SHORT PROBLEM: Copy each line with the word "outcome" in it.

Stored data entries:
[BEGIN]

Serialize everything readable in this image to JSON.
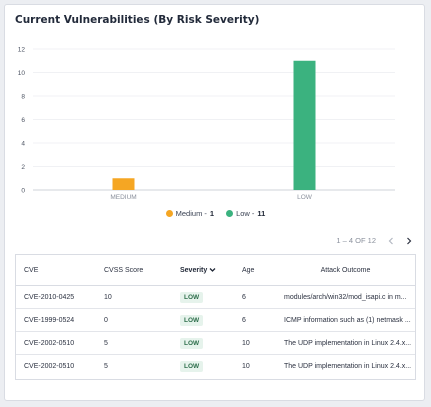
{
  "widget": {
    "title": "Current Vulnerabilities (By Risk Severity)"
  },
  "chart_data": {
    "type": "bar",
    "categories": [
      "MEDIUM",
      "LOW"
    ],
    "values": [
      1,
      11
    ],
    "colors": [
      "#f5a623",
      "#3bb27f"
    ],
    "ylim": [
      0,
      12
    ],
    "yticks": [
      "0",
      "2",
      "4",
      "6",
      "8",
      "10",
      "12"
    ],
    "grid": true
  },
  "legend": [
    {
      "label": "Medium - ",
      "count": "1",
      "color": "#f5a623"
    },
    {
      "label": "Low - ",
      "count": "11",
      "color": "#3bb27f"
    }
  ],
  "pagination": {
    "text": "1 – 4 OF 12"
  },
  "table": {
    "headers": {
      "cve": "CVE",
      "cvss": "CVSS Score",
      "severity": "Severity",
      "age": "Age",
      "outcome": "Attack Outcome"
    },
    "rows": [
      {
        "cve": "CVE-2010-0425",
        "cvss": "10",
        "severity": "LOW",
        "age": "6",
        "outcome": "modules/arch/win32/mod_isapi.c in m..."
      },
      {
        "cve": "CVE-1999-0524",
        "cvss": "0",
        "severity": "LOW",
        "age": "6",
        "outcome": "ICMP information such as (1) netmask ..."
      },
      {
        "cve": "CVE-2002-0510",
        "cvss": "5",
        "severity": "LOW",
        "age": "10",
        "outcome": "The UDP implementation in Linux 2.4.x..."
      },
      {
        "cve": "CVE-2002-0510",
        "cvss": "5",
        "severity": "LOW",
        "age": "10",
        "outcome": "The UDP implementation in Linux 2.4.x..."
      }
    ]
  },
  "icons": {
    "sort": "chevron-down-icon",
    "prev": "chevron-left-icon",
    "next": "chevron-right-icon"
  }
}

[END]

RESULT OF THE TASK:
      "outcome": "Attack Outcome"
        "outcome": "modules/arch/win32/mod_isapi.c in m..."
        "outcome": "ICMP information such as (1) netmask ..."
        "outcome": "The UDP implementation in Linux 2.4.x..."
        "outcome": "The UDP implementation in Linux 2.4.x..."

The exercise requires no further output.